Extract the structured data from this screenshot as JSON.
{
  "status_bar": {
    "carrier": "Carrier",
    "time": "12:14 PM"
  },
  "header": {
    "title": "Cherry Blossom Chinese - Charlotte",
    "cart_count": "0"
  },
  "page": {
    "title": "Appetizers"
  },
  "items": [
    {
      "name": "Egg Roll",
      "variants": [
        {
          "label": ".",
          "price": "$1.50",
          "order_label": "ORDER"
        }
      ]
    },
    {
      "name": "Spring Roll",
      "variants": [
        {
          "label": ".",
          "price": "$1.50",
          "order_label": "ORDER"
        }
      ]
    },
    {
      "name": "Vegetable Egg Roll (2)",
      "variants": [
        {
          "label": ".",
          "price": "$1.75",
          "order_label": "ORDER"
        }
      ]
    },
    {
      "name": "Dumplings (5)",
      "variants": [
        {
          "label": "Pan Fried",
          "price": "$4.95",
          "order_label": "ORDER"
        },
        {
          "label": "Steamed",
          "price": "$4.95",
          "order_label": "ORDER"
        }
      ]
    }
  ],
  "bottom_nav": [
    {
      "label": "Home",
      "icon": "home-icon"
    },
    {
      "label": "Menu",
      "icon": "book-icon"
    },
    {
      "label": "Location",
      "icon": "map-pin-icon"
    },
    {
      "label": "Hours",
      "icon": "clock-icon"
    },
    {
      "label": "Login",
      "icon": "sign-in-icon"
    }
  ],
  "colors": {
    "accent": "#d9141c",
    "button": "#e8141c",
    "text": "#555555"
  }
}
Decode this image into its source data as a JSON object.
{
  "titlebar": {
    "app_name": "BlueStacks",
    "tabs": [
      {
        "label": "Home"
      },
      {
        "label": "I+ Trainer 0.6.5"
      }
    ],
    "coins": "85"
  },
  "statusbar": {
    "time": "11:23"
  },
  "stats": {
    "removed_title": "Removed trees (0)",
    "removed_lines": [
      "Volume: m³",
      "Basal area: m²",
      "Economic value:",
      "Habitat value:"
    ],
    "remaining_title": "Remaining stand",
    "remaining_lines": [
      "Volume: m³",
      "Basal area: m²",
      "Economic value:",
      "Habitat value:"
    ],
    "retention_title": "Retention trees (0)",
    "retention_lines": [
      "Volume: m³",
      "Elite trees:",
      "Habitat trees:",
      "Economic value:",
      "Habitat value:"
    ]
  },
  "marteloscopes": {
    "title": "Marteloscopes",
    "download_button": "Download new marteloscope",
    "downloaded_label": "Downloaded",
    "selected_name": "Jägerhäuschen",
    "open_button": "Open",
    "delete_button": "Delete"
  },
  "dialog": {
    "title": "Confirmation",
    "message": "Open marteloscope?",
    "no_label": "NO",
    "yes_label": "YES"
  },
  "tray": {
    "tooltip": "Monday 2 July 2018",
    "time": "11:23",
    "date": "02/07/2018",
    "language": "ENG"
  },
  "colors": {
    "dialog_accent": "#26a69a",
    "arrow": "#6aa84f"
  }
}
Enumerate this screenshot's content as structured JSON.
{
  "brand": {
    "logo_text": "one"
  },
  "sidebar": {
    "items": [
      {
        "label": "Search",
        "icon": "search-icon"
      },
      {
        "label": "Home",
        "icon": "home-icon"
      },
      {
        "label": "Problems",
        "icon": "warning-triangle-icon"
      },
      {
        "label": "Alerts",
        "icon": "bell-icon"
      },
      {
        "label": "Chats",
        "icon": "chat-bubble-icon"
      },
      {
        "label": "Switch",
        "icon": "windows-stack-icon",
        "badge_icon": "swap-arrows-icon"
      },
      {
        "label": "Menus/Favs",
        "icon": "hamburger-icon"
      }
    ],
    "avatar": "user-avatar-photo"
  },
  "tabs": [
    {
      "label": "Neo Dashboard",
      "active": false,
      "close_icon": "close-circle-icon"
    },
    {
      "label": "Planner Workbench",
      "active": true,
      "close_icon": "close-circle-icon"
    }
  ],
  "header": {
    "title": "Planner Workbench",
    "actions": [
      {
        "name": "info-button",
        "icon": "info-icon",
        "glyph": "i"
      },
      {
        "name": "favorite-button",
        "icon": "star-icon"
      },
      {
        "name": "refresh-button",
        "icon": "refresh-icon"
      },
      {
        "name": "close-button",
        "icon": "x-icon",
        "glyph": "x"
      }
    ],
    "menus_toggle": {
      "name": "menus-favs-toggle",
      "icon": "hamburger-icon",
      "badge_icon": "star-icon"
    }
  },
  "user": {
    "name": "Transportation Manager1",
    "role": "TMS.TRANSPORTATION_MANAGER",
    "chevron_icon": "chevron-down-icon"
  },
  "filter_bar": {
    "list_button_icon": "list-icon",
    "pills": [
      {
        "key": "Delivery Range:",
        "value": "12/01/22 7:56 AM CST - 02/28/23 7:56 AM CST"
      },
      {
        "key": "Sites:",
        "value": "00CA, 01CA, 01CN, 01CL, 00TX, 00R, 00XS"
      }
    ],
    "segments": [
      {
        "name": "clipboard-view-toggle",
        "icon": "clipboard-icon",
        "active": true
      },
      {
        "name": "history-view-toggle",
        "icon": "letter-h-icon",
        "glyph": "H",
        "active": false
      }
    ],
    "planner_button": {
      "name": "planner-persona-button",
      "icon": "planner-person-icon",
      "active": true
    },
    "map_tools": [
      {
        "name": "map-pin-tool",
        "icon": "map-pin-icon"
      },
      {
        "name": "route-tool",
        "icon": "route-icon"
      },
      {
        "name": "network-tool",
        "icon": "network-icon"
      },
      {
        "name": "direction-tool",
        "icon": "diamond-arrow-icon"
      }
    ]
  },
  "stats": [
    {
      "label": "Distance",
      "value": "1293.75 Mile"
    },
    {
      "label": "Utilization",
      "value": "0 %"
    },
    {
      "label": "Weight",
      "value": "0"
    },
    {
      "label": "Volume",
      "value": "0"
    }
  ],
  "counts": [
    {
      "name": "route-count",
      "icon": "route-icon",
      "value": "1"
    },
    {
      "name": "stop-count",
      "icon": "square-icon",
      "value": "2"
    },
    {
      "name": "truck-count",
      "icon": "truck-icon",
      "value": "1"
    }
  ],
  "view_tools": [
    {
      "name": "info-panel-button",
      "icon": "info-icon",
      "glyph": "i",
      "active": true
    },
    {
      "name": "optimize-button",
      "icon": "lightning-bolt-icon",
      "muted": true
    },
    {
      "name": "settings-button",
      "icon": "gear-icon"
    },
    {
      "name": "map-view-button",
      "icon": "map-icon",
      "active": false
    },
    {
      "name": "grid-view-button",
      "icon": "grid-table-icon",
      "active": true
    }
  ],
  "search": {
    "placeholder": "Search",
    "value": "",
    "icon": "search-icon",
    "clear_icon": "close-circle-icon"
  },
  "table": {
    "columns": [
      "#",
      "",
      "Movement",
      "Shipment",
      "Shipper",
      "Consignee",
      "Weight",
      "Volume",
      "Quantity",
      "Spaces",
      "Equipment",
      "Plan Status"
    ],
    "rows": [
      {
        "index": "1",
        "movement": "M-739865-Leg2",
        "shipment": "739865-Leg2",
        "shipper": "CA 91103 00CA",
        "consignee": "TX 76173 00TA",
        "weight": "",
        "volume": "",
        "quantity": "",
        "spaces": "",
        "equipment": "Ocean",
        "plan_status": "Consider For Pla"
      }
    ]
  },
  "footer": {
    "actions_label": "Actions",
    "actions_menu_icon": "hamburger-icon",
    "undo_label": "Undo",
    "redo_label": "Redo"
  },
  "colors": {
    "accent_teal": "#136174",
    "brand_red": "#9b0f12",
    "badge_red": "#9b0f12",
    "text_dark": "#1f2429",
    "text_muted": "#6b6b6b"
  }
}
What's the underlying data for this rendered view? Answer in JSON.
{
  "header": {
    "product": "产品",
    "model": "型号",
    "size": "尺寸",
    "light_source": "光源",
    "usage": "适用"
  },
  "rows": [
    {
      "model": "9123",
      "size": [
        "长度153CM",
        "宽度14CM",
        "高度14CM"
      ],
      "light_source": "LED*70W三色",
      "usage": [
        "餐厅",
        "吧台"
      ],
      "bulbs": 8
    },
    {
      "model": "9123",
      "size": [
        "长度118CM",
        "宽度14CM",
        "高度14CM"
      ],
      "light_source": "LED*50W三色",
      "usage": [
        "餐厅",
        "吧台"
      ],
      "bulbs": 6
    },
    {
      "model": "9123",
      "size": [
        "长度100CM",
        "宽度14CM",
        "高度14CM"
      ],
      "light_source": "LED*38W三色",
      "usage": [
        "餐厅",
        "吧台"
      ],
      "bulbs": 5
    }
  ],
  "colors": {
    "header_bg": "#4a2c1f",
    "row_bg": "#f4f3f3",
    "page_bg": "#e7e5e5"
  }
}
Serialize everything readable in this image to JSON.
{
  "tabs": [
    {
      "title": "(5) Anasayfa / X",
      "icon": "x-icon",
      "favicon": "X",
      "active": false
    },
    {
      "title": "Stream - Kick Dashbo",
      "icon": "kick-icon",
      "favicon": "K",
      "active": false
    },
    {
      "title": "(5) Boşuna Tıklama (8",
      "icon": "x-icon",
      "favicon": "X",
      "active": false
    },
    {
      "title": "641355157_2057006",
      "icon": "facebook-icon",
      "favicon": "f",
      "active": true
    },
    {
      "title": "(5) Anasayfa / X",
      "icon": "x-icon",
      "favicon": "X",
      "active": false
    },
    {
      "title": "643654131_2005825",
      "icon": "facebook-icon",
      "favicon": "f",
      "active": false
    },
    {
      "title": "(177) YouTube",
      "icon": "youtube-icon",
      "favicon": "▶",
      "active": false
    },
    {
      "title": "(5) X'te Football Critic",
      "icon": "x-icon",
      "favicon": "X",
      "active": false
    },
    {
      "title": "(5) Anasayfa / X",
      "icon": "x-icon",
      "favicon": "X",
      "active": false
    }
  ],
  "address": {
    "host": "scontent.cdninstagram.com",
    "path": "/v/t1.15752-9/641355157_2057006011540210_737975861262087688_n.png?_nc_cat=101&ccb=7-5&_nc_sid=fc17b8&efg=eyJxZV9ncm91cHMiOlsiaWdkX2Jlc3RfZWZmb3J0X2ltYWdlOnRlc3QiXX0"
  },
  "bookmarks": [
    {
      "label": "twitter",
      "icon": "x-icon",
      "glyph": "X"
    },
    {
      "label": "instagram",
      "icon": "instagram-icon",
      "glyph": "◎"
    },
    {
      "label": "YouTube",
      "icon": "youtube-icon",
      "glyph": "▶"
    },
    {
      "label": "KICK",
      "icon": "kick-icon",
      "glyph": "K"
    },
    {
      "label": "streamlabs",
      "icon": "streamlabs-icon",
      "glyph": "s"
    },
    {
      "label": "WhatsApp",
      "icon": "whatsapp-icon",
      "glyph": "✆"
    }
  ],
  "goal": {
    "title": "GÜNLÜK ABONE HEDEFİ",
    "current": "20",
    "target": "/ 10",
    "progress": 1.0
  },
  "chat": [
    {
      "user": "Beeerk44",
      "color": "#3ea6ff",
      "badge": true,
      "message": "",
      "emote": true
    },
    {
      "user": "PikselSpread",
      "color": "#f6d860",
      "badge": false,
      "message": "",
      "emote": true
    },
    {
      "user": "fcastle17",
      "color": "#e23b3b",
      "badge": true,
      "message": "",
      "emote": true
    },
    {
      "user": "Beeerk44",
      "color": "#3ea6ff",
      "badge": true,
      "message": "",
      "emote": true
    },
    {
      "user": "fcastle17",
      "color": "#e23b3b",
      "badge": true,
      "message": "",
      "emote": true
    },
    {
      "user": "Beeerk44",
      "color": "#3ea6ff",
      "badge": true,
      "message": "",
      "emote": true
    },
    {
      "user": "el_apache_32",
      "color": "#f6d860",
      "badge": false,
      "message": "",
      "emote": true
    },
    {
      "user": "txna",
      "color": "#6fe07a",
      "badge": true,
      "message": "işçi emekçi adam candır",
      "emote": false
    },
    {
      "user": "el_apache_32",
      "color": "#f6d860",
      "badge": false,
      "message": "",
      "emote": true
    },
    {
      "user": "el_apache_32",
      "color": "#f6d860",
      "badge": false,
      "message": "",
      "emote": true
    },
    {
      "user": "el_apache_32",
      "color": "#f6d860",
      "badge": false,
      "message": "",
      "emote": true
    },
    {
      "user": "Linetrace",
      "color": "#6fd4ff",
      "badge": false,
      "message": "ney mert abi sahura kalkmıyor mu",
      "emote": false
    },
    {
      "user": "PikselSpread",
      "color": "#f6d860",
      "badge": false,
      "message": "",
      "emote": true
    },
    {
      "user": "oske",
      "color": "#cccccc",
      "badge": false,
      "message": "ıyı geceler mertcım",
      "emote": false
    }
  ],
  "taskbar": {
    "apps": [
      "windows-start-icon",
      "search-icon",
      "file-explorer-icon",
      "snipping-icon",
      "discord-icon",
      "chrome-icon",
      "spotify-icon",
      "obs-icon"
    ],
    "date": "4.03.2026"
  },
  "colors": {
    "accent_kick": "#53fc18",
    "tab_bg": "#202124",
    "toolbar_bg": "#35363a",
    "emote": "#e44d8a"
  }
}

-=-=-=-=-

* **YOUR TASK**
Search the material above for "structured". Pull out each line where it shows up.

* **WRITTEN RESPONSE**
Extract the structured data from this screenshot as JSON.
Enumerate this screenshot's content as structured JSON.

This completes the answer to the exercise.